** Begin **

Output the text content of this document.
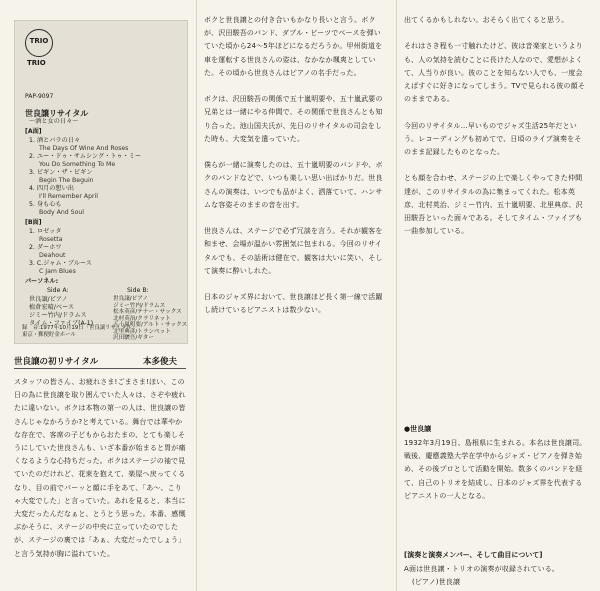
TRIO
TRIO
PAP-9097
世良譲リサイタル
〜酒と女の日々〜
[A面]
1. 酒とバラの日々
The Days Of Wine And Roses
2. ユー・ドゥ・サムシング・トゥ・ミー
You Do Something To Me
3. ビギン・ザ・ビギン
Begin The Beguin
4. 四月の想い出
I'll Remember April
5. 身も心も
Body And Soul
[B面]
1. ロゼッタ
Rosetta
2. ダーホワ
Deahout
3. C.ジャム・ブルース
C Jam Blues
パーソネル:
Side A:	Side B:
世良譲/ピアノ
植倉宏晴/ベース
ジミー竹内/ドラムス
タイム・ファイブ(A-1)
世良譲/ピアノ
ジミー竹内/ドラムス
松本英彦/テナー・サックス
北村英治/クラリネット
五十嵐明要/アルト・サックス
北里典彦/トランペット
沢田駿吾/ギター
世良譲の初リサイタル	本多俊夫
スタッフの皆さん、お疲れさま!ごまさま!ほい、この日の為に世良譲を取り囲んでいた人々は、さぞや疲れたに違いない。ボクは本物の第一の人は、世良譲の皆さんじゃなかろうか?と考えている。舞台では華やかな存在で、客席の子どもからおたまの、とても楽しそうにしていた世良さんも、いざ本番が始まると胃が痛くなるような心持ちだった。ボクはステージの袖で見ていたのだけれど、花束を抱えて、楽屋へ戻ってくるなり、目の前でパーッと顔に手をあて、「あ〜、こりゃ大変でした」と言っていた。あれを見ると、本当に大変だったんだなぁと、とうとう思った。本番、感慨ぶかそうに、ステージの中央に立っていたのでしたが、ステージの裏では「あぁ、大変だったでしょう」と言う気持が胸に溢れていた。
ボクと世良譲との付き合いもかなり長いと言う。ボクが、沢田駿吾のバンド、ダブル・ビーツでベースを弾いていた頃から24〜5年ほどになるだろうか。甲州街道を車を運転する世良さんの姿は、なかなか颯爽としていた。その頃から世良さんはピアノの名手だった。

ボクは、沢田駿吾の関係で五十嵐明要や、五十嵐武要の兄弟とは一緒にやる仲間で、その関係で世良さんとも知り合った。池山国夫氏が、先日のリサイタルの司会をした時も、大変気を遣っていた。

僕らが一緒に演奏したのは、五十嵐明要のバンドや、ボクのバンドなどで、いつも楽しい思い出ばかりだ。世良さんの演奏は、いつでも品がよく、洒落ていて、ハンサムな容姿そのままの音を出す。

世良さんは、ステージで必ず冗談を言う。それが観客を和ませ、会場が温かい雰囲気に包まれる。今回のリサイタルでも、その話術は健在で、観客は大いに笑い、そして演奏に酔いしれた。

日本のジャズ界において、世良譲ほど長く第一線で活躍し続けているピアニストは数少ない。
出てくるかもしれない。おそらく出てくると思う。

それはさき程も一寸触れたけど、彼は音楽家というよりも、人の気持を読むことに長けた人なので、愛想がよくて、人当りが良い。彼のことを知らない人でも、一度会えばすぐに好きになってしまう。TVで見られる彼の顔そのままである。

今回のリサイタル…早いものでジャズ生活25年だという。レコーディングも初めてで、日頃のライブ演奏をそのまま記録したものとなった。

とも顔を合わせ、ステージの上で楽しくやってきた仲間達が、このリサイタルの為に集まってくれた。松本英彦、北村英治、ジミー竹内、五十嵐明要、北里典彦、沢田駿吾といった面々である。そしてタイム・ファイブも一曲参加している。
●世良譲
1932年3月19日、島根県に生まれる。本名は世良譲司。戦後、慶應義塾大学在学中からジャズ・ピアノを弾き始め、その後プロとして活動を開始。数多くのバンドを経て、自己のトリオを結成し、日本のジャズ界を代表するピアニストの一人となる。
[演奏と演奏メンバー、そして曲目について]
A面は世良譲・トリオの演奏が収録されている。
(ピアノ)世良譲
録　音:1977年10月19日「世良譲リサイタル」
東京・郵便貯金ホール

** End **

**WHAT TO PRODUCE:** Return each line in the records that holds the string "北里典彦".

**COMPLETE RESPONSE:**
北里典彦/トランペット
とも顔を合わせ、ステージの上で楽しくやってきた仲間達が、このリサイタルの為に集まってくれた。松本英彦、北村英治、ジミー竹内、五十嵐明要、北里典彦、沢田駿吾といった面々である。そしてタイム・ファイブも一曲参加している。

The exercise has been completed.